Task prompt
In the material below, identify each line bearing the word "name". Reproduce those lines.

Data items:
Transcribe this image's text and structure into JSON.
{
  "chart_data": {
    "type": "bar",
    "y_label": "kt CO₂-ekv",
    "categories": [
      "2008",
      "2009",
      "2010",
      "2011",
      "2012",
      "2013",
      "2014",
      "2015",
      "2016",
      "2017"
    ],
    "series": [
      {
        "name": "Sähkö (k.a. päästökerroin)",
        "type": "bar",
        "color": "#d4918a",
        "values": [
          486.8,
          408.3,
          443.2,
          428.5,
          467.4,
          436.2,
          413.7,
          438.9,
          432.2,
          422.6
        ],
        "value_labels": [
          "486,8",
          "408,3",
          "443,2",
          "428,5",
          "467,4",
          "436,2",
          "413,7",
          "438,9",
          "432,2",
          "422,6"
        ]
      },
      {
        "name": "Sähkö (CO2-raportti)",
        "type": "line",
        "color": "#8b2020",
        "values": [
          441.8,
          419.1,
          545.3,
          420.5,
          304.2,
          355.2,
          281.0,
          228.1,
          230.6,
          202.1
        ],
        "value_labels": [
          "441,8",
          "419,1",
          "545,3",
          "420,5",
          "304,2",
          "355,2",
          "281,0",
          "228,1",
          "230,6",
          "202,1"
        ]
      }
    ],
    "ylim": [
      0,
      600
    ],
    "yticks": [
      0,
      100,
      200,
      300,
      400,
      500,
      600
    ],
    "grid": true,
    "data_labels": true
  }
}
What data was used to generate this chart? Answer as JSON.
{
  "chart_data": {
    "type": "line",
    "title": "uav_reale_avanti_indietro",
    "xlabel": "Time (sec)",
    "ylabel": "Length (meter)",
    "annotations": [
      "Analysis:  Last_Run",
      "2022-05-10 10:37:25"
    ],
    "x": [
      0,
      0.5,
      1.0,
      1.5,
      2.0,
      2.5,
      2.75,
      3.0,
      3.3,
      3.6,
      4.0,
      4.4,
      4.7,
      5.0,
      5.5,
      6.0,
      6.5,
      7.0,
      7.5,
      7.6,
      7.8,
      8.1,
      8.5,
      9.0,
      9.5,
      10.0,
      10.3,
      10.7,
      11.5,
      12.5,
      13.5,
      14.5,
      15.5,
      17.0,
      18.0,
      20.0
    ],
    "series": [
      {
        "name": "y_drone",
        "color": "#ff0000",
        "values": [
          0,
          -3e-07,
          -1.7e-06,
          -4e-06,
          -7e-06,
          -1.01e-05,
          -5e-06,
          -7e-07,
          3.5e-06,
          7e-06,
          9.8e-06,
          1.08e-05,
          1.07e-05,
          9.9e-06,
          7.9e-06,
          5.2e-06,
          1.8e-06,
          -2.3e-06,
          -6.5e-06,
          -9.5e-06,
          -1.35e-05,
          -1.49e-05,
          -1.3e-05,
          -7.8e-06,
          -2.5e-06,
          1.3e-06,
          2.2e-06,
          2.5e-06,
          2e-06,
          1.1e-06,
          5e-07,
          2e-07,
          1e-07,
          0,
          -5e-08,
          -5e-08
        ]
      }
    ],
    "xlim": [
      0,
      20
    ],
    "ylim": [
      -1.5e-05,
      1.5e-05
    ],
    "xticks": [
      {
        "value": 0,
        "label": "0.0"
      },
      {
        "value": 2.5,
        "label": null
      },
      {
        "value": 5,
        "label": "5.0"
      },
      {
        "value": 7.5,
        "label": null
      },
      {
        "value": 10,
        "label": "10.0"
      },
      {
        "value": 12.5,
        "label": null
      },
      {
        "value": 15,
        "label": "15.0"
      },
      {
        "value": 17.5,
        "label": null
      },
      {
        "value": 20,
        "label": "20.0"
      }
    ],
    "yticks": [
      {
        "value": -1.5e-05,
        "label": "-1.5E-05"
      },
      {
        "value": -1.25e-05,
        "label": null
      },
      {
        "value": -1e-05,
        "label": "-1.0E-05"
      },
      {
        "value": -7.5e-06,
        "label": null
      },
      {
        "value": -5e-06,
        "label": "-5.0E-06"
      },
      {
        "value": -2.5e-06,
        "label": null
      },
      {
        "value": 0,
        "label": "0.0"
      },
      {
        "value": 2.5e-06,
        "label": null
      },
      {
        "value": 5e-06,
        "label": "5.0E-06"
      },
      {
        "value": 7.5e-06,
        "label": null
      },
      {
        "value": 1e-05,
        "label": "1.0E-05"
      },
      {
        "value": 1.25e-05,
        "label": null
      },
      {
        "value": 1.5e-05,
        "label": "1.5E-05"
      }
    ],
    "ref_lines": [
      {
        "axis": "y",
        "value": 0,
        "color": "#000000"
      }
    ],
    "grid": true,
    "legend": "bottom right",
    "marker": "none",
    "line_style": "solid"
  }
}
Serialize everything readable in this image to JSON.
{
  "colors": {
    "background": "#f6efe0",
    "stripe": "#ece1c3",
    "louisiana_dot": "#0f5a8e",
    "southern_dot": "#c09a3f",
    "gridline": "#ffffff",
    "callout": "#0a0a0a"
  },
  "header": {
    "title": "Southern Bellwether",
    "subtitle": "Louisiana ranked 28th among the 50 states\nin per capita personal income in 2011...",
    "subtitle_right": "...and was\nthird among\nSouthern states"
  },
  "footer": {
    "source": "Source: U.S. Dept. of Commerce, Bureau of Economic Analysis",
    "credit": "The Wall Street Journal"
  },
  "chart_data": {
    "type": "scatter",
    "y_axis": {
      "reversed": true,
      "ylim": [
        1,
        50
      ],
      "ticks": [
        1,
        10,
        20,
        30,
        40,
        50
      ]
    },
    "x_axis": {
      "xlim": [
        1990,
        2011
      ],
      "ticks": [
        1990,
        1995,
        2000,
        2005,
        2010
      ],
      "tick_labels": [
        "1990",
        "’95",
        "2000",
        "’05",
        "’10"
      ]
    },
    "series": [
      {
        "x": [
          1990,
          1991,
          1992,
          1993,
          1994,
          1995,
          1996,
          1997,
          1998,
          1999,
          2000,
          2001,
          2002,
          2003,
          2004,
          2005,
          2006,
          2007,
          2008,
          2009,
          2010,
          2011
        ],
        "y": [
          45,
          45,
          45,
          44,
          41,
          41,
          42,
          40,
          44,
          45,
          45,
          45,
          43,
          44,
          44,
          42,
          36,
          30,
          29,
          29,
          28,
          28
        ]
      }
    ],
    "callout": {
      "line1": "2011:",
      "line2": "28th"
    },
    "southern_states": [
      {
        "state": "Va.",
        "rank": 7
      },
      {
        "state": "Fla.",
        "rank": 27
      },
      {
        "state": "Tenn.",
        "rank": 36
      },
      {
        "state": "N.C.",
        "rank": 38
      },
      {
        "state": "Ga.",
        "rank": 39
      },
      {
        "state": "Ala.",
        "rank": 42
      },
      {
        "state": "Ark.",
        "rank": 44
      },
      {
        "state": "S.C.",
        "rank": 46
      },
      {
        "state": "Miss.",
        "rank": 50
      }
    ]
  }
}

Response
        "name": "Sähkö (k.a. päästökerroin)",
        "name": "Sähkö (CO2-raportti)",
        "name": "y_drone",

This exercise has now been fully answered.